● **Problem**
Write out all entries word for word.

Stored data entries
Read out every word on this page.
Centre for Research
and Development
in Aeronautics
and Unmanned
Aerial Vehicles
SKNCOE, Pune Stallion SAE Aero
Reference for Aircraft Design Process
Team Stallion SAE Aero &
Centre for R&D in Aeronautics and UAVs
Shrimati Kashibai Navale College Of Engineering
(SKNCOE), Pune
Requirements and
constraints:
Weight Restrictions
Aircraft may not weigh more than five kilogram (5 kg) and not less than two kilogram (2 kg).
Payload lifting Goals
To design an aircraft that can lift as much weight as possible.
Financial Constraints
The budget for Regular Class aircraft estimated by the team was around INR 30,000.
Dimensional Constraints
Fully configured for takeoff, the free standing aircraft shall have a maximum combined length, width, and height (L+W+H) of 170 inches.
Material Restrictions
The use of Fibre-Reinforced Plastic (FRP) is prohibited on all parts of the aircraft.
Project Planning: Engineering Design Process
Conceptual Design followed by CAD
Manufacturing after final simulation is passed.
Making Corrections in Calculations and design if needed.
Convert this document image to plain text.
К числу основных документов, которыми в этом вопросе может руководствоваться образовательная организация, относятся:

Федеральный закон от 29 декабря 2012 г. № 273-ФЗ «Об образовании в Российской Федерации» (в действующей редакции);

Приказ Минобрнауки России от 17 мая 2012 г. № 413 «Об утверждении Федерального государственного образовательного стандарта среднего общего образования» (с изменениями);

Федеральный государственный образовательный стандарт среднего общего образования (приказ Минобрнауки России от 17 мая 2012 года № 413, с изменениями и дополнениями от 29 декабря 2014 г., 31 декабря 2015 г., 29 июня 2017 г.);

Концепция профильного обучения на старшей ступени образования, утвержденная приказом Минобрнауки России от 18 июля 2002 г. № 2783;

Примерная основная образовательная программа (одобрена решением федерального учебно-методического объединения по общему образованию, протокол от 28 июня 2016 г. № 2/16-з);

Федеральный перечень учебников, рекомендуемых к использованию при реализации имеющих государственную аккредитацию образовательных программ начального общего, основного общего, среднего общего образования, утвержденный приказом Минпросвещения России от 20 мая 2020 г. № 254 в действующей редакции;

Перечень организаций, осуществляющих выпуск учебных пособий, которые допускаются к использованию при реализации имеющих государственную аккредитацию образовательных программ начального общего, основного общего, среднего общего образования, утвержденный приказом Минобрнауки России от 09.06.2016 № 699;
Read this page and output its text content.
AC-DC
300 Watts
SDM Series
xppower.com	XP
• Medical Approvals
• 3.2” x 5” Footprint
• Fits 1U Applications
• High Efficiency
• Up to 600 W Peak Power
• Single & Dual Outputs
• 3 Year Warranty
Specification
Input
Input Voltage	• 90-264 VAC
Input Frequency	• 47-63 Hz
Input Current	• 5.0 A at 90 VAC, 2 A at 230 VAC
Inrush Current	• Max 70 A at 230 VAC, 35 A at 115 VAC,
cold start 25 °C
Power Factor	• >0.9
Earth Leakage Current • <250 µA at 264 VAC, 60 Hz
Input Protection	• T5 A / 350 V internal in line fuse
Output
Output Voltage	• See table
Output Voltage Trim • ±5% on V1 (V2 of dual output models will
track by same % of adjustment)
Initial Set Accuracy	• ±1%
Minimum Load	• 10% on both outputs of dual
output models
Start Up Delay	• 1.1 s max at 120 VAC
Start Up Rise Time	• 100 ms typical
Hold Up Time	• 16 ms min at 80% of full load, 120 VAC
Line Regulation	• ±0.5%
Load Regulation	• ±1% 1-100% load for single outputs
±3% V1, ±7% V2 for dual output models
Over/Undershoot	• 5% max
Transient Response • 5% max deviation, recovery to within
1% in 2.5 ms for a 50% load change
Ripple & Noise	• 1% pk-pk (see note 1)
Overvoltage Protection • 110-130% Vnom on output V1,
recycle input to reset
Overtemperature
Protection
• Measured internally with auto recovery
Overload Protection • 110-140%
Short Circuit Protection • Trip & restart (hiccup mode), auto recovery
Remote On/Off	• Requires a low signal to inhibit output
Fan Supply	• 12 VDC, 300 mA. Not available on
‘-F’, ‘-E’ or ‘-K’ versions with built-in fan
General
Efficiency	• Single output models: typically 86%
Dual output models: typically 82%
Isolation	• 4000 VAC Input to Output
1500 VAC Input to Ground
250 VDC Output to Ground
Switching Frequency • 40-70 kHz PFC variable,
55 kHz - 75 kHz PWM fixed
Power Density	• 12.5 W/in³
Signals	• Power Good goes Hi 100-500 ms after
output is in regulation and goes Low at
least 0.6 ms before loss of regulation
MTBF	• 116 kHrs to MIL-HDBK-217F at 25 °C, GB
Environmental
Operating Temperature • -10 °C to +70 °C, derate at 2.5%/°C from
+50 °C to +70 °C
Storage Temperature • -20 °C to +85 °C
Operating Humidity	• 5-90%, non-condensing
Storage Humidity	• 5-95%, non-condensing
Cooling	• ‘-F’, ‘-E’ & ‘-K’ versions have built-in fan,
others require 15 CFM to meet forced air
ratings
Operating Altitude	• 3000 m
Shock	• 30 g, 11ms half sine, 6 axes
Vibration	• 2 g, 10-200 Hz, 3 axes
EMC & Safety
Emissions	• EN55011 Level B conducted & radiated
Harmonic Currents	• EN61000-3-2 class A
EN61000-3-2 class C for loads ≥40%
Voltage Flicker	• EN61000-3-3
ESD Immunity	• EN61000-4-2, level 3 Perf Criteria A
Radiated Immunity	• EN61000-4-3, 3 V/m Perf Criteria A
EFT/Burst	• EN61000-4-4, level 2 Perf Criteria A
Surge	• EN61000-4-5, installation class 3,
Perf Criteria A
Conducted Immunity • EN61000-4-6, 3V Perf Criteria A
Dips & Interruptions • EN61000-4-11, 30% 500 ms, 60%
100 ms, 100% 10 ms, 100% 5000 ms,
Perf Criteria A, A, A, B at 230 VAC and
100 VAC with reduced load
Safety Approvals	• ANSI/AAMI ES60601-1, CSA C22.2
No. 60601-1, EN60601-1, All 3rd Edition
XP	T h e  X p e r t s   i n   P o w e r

● **Exercise result**
Read out every word on this page.
Centre for Research
and Development
in Aeronautics
and Unmanned
Aerial Vehicles
SKNCOE, Pune Stallion SAE Aero
Reference for Aircraft Design Process
Team Stallion SAE Aero &
Centre for R&D in Aeronautics and UAVs
Shrimati Kashibai Navale College Of Engineering
(SKNCOE), Pune
Requirements and
constraints:
Weight Restrictions
Aircraft may not weigh more than five kilogram (5 kg) and not less than two kilogram (2 kg).
Payload lifting Goals
To design an aircraft that can lift as much weight as possible.
Financial Constraints
The budget for Regular Class aircraft estimated by the team was around INR 30,000.
Dimensional Constraints
Fully configured for takeoff, the free standing aircraft shall have a maximum combined length, width, and height (L+W+H) of 170 inches.
Material Restrictions
The use of Fibre-Reinforced Plastic (FRP) is prohibited on all parts of the aircraft.
Project Planning: Engineering Design Process
Conceptual Design followed by CAD
Manufacturing after final simulation is passed.
Making Corrections in Calculations and design if needed.
Convert this document image to plain text.
К числу основных документов, которыми в этом вопросе может руководствоваться образовательная организация, относятся:

Федеральный закон от 29 декабря 2012 г. № 273-ФЗ «Об образовании в Российской Федерации» (в действующей редакции);

Приказ Минобрнауки России от 17 мая 2012 г. № 413 «Об утверждении Федерального государственного образовательного стандарта среднего общего образования» (с изменениями);

Федеральный государственный образовательный стандарт среднего общего образования (приказ Минобрнауки России от 17 мая 2012 года № 413, с изменениями и дополнениями от 29 декабря 2014 г., 31 декабря 2015 г., 29 июня 2017 г.);

Концепция профильного обучения на старшей ступени образования, утвержденная приказом Минобрнауки России от 18 июля 2002 г. № 2783;

Примерная основная образовательная программа (одобрена решением федерального учебно-методического объединения по общему образованию, протокол от 28 июня 2016 г. № 2/16-з);

Федеральный перечень учебников, рекомендуемых к использованию при реализации имеющих государственную аккредитацию образовательных программ начального общего, основного общего, среднего общего образования, утвержденный приказом Минпросвещения России от 20 мая 2020 г. № 254 в действующей редакции;

Перечень организаций, осуществляющих выпуск учебных пособий, которые допускаются к использованию при реализации имеющих государственную аккредитацию образовательных программ начального общего, основного общего, среднего общего образования, утвержденный приказом Минобрнауки России от 09.06.2016 № 699;
Read this page and output its text content.
AC-DC
300 Watts
SDM Series
xppower.com	XP
• Medical Approvals
• 3.2” x 5” Footprint
• Fits 1U Applications
• High Efficiency
• Up to 600 W Peak Power
• Single & Dual Outputs
• 3 Year Warranty
Specification
Input
Input Voltage	• 90-264 VAC
Input Frequency	• 47-63 Hz
Input Current	• 5.0 A at 90 VAC, 2 A at 230 VAC
Inrush Current	• Max 70 A at 230 VAC, 35 A at 115 VAC,
cold start 25 °C
Power Factor	• >0.9
Earth Leakage Current • <250 µA at 264 VAC, 60 Hz
Input Protection	• T5 A / 350 V internal in line fuse
Output
Output Voltage	• See table
Output Voltage Trim • ±5% on V1 (V2 of dual output models will
track by same % of adjustment)
Initial Set Accuracy	• ±1%
Minimum Load	• 10% on both outputs of dual
output models
Start Up Delay	• 1.1 s max at 120 VAC
Start Up Rise Time	• 100 ms typical
Hold Up Time	• 16 ms min at 80% of full load, 120 VAC
Line Regulation	• ±0.5%
Load Regulation	• ±1% 1-100% load for single outputs
±3% V1, ±7% V2 for dual output models
Over/Undershoot	• 5% max
Transient Response • 5% max deviation, recovery to within
1% in 2.5 ms for a 50% load change
Ripple & Noise	• 1% pk-pk (see note 1)
Overvoltage Protection • 110-130% Vnom on output V1,
recycle input to reset
Overtemperature
Protection
• Measured internally with auto recovery
Overload Protection • 110-140%
Short Circuit Protection • Trip & restart (hiccup mode), auto recovery
Remote On/Off	• Requires a low signal to inhibit output
Fan Supply	• 12 VDC, 300 mA. Not available on
‘-F’, ‘-E’ or ‘-K’ versions with built-in fan
General
Efficiency	• Single output models: typically 86%
Dual output models: typically 82%
Isolation	• 4000 VAC Input to Output
1500 VAC Input to Ground
250 VDC Output to Ground
Switching Frequency • 40-70 kHz PFC variable,
55 kHz - 75 kHz PWM fixed
Power Density	• 12.5 W/in³
Signals	• Power Good goes Hi 100-500 ms after
output is in regulation and goes Low at
least 0.6 ms before loss of regulation
MTBF	• 116 kHrs to MIL-HDBK-217F at 25 °C, GB
Environmental
Operating Temperature • -10 °C to +70 °C, derate at 2.5%/°C from
+50 °C to +70 °C
Storage Temperature • -20 °C to +85 °C
Operating Humidity	• 5-90%, non-condensing
Storage Humidity	• 5-95%, non-condensing
Cooling	• ‘-F’, ‘-E’ & ‘-K’ versions have built-in fan,
others require 15 CFM to meet forced air
ratings
Operating Altitude	• 3000 m
Shock	• 30 g, 11ms half sine, 6 axes
Vibration	• 2 g, 10-200 Hz, 3 axes
EMC & Safety
Emissions	• EN55011 Level B conducted & radiated
Harmonic Currents	• EN61000-3-2 class A
EN61000-3-2 class C for loads ≥40%
Voltage Flicker	• EN61000-3-3
ESD Immunity	• EN61000-4-2, level 3 Perf Criteria A
Radiated Immunity	• EN61000-4-3, 3 V/m Perf Criteria A
EFT/Burst	• EN61000-4-4, level 2 Perf Criteria A
Surge	• EN61000-4-5, installation class 3,
Perf Criteria A
Conducted Immunity • EN61000-4-6, 3V Perf Criteria A
Dips & Interruptions • EN61000-4-11, 30% 500 ms, 60%
100 ms, 100% 10 ms, 100% 5000 ms,
Perf Criteria A, A, A, B at 230 VAC and
100 VAC with reduced load
Safety Approvals	• ANSI/AAMI ES60601-1, CSA C22.2
No. 60601-1, EN60601-1, All 3rd Edition
XP	T h e  X p e r t s   i n   P o w e r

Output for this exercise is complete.